Restate the entire listing word for word.

-*-*-

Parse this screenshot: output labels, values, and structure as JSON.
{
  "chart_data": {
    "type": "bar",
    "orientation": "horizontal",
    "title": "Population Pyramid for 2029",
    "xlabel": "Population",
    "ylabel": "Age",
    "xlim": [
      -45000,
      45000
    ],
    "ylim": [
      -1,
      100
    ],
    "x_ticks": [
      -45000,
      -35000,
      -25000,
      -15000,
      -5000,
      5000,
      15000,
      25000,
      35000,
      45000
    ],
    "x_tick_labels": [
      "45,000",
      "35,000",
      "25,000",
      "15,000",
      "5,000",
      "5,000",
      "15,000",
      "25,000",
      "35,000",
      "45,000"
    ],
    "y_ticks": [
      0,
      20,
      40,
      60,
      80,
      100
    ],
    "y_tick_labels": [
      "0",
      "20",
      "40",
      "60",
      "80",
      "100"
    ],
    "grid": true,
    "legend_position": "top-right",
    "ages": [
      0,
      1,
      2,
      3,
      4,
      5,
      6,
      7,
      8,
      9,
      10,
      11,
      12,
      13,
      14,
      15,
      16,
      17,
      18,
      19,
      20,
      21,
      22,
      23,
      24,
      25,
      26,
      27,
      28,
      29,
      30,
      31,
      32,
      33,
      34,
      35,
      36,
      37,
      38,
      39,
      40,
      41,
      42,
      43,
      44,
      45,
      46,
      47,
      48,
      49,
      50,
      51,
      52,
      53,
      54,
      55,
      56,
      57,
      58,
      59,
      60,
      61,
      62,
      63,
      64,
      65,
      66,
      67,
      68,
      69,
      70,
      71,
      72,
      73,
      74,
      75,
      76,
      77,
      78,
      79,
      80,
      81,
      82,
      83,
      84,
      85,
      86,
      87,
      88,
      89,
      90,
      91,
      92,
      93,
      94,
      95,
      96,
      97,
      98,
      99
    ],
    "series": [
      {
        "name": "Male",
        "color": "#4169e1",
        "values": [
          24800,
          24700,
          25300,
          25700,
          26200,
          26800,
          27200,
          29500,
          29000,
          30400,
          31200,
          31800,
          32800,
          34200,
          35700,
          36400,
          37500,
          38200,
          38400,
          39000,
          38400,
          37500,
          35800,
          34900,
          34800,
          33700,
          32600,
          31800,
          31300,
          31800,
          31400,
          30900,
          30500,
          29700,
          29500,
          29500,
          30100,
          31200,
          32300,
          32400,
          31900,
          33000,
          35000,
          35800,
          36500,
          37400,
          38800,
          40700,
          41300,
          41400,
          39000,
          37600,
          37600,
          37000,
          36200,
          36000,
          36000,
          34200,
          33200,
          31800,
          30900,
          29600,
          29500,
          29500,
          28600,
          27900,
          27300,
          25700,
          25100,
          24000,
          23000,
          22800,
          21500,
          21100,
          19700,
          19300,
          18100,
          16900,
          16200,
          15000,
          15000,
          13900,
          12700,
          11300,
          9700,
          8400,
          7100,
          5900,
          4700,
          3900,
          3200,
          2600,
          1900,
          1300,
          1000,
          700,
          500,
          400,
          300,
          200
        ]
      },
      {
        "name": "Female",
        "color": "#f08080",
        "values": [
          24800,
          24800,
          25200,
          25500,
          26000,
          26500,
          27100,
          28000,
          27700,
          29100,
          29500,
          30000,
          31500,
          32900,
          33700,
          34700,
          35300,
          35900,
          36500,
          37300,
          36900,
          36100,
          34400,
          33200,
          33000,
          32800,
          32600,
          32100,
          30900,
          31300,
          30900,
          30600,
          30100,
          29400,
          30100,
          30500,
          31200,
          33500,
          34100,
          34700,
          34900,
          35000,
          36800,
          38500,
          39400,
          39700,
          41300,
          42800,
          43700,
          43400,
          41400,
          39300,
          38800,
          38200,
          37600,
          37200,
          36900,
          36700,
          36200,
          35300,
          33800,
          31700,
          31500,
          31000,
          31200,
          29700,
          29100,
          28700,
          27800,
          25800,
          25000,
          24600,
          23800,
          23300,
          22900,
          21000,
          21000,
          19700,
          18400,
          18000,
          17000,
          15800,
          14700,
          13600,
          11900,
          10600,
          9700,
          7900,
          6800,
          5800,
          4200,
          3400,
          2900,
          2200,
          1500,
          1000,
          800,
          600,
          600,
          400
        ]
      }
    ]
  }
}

-*-*-

Worked answer ->
Parse this screenshot: output labels, values, and structure as JSON.
{
  "chart_data": {
    "type": "bar",
    "orientation": "horizontal",
    "title": "Population Pyramid for 2029",
    "xlabel": "Population",
    "ylabel": "Age",
    "xlim": [
      -45000,
      45000
    ],
    "ylim": [
      -1,
      100
    ],
    "x_ticks": [
      -45000,
      -35000,
      -25000,
      -15000,
      -5000,
      5000,
      15000,
      25000,
      35000,
      45000
    ],
    "x_tick_labels": [
      "45,000",
      "35,000",
      "25,000",
      "15,000",
      "5,000",
      "5,000",
      "15,000",
      "25,000",
      "35,000",
      "45,000"
    ],
    "y_ticks": [
      0,
      20,
      40,
      60,
      80,
      100
    ],
    "y_tick_labels": [
      "0",
      "20",
      "40",
      "60",
      "80",
      "100"
    ],
    "grid": true,
    "legend_position": "top-right",
    "ages": [
      0,
      1,
      2,
      3,
      4,
      5,
      6,
      7,
      8,
      9,
      10,
      11,
      12,
      13,
      14,
      15,
      16,
      17,
      18,
      19,
      20,
      21,
      22,
      23,
      24,
      25,
      26,
      27,
      28,
      29,
      30,
      31,
      32,
      33,
      34,
      35,
      36,
      37,
      38,
      39,
      40,
      41,
      42,
      43,
      44,
      45,
      46,
      47,
      48,
      49,
      50,
      51,
      52,
      53,
      54,
      55,
      56,
      57,
      58,
      59,
      60,
      61,
      62,
      63,
      64,
      65,
      66,
      67,
      68,
      69,
      70,
      71,
      72,
      73,
      74,
      75,
      76,
      77,
      78,
      79,
      80,
      81,
      82,
      83,
      84,
      85,
      86,
      87,
      88,
      89,
      90,
      91,
      92,
      93,
      94,
      95,
      96,
      97,
      98,
      99
    ],
    "series": [
      {
        "name": "Male",
        "color": "#4169e1",
        "values": [
          24800,
          24700,
          25300,
          25700,
          26200,
          26800,
          27200,
          29500,
          29000,
          30400,
          31200,
          31800,
          32800,
          34200,
          35700,
          36400,
          37500,
          38200,
          38400,
          39000,
          38400,
          37500,
          35800,
          34900,
          34800,
          33700,
          32600,
          31800,
          31300,
          31800,
          31400,
          30900,
          30500,
          29700,
          29500,
          29500,
          30100,
          31200,
          32300,
          32400,
          31900,
          33000,
          35000,
          35800,
          36500,
          37400,
          38800,
          40700,
          41300,
          41400,
          39000,
          37600,
          37600,
          37000,
          36200,
          36000,
          36000,
          34200,
          33200,
          31800,
          30900,
          29600,
          29500,
          29500,
          28600,
          27900,
          27300,
          25700,
          25100,
          24000,
          23000,
          22800,
          21500,
          21100,
          19700,
          19300,
          18100,
          16900,
          16200,
          15000,
          15000,
          13900,
          12700,
          11300,
          9700,
          8400,
          7100,
          5900,
          4700,
          3900,
          3200,
          2600,
          1900,
          1300,
          1000,
          700,
          500,
          400,
          300,
          200
        ]
      },
      {
        "name": "Female",
        "color": "#f08080",
        "values": [
          24800,
          24800,
          25200,
          25500,
          26000,
          26500,
          27100,
          28000,
          27700,
          29100,
          29500,
          30000,
          31500,
          32900,
          33700,
          34700,
          35300,
          35900,
          36500,
          37300,
          36900,
          36100,
          34400,
          33200,
          33000,
          32800,
          32600,
          32100,
          30900,
          31300,
          30900,
          30600,
          30100,
          29400,
          30100,
          30500,
          31200,
          33500,
          34100,
          34700,
          34900,
          35000,
          36800,
          38500,
          39400,
          39700,
          41300,
          42800,
          43700,
          43400,
          41400,
          39300,
          38800,
          38200,
          37600,
          37200,
          36900,
          36700,
          36200,
          35300,
          33800,
          31700,
          31500,
          31000,
          31200,
          29700,
          29100,
          28700,
          27800,
          25800,
          25000,
          24600,
          23800,
          23300,
          22900,
          21000,
          21000,
          19700,
          18400,
          18000,
          17000,
          15800,
          14700,
          13600,
          11900,
          10600,
          9700,
          7900,
          6800,
          5800,
          4200,
          3400,
          2900,
          2200,
          1500,
          1000,
          800,
          600,
          600,
          400
        ]
      }
    ]
  }
}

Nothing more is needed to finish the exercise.